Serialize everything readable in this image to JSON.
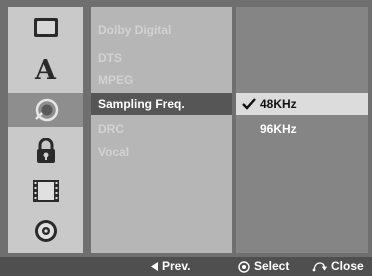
{
  "icon_menu": {
    "items": [
      {
        "icon": "display-icon",
        "active": false
      },
      {
        "icon": "language-icon",
        "glyph": "A",
        "active": false
      },
      {
        "icon": "audio-icon",
        "active": true
      },
      {
        "icon": "lock-icon",
        "active": false
      },
      {
        "icon": "film-icon",
        "active": false
      },
      {
        "icon": "disc-icon",
        "active": false
      }
    ]
  },
  "submenu": {
    "items": [
      {
        "label": "Dolby Digital"
      },
      {
        "label": "DTS"
      },
      {
        "label": "MPEG"
      },
      {
        "label": "Sampling Freq.",
        "active": true
      },
      {
        "label": "DRC"
      },
      {
        "label": "Vocal"
      }
    ]
  },
  "options": {
    "items": [
      {
        "label": "48KHz",
        "selected": true
      },
      {
        "label": "96KHz",
        "selected": false
      }
    ]
  },
  "help_bar": {
    "prev_label": "Prev.",
    "select_label": "Select",
    "close_label": "Close"
  },
  "colors": {
    "background": "#6f6f6f",
    "icon_column": "#c9c9c9",
    "icon_active": "#8e8e8e",
    "submenu_column": "#b6b6b6",
    "submenu_active": "#565656",
    "options_column": "#858585",
    "option_selected": "#dcdcdc",
    "help_bar": "#4f4f4f"
  }
}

......

Work instructions:
Copy every line of the data exactly as written, excluding the pictures.

Exercise output:
Serialize everything readable in this image to JSON.
{
  "icon_menu": {
    "items": [
      {
        "icon": "display-icon",
        "active": false
      },
      {
        "icon": "language-icon",
        "glyph": "A",
        "active": false
      },
      {
        "icon": "audio-icon",
        "active": true
      },
      {
        "icon": "lock-icon",
        "active": false
      },
      {
        "icon": "film-icon",
        "active": false
      },
      {
        "icon": "disc-icon",
        "active": false
      }
    ]
  },
  "submenu": {
    "items": [
      {
        "label": "Dolby Digital"
      },
      {
        "label": "DTS"
      },
      {
        "label": "MPEG"
      },
      {
        "label": "Sampling Freq.",
        "active": true
      },
      {
        "label": "DRC"
      },
      {
        "label": "Vocal"
      }
    ]
  },
  "options": {
    "items": [
      {
        "label": "48KHz",
        "selected": true
      },
      {
        "label": "96KHz",
        "selected": false
      }
    ]
  },
  "help_bar": {
    "prev_label": "Prev.",
    "select_label": "Select",
    "close_label": "Close"
  },
  "colors": {
    "background": "#6f6f6f",
    "icon_column": "#c9c9c9",
    "icon_active": "#8e8e8e",
    "submenu_column": "#b6b6b6",
    "submenu_active": "#565656",
    "options_column": "#858585",
    "option_selected": "#dcdcdc",
    "help_bar": "#4f4f4f"
  }
}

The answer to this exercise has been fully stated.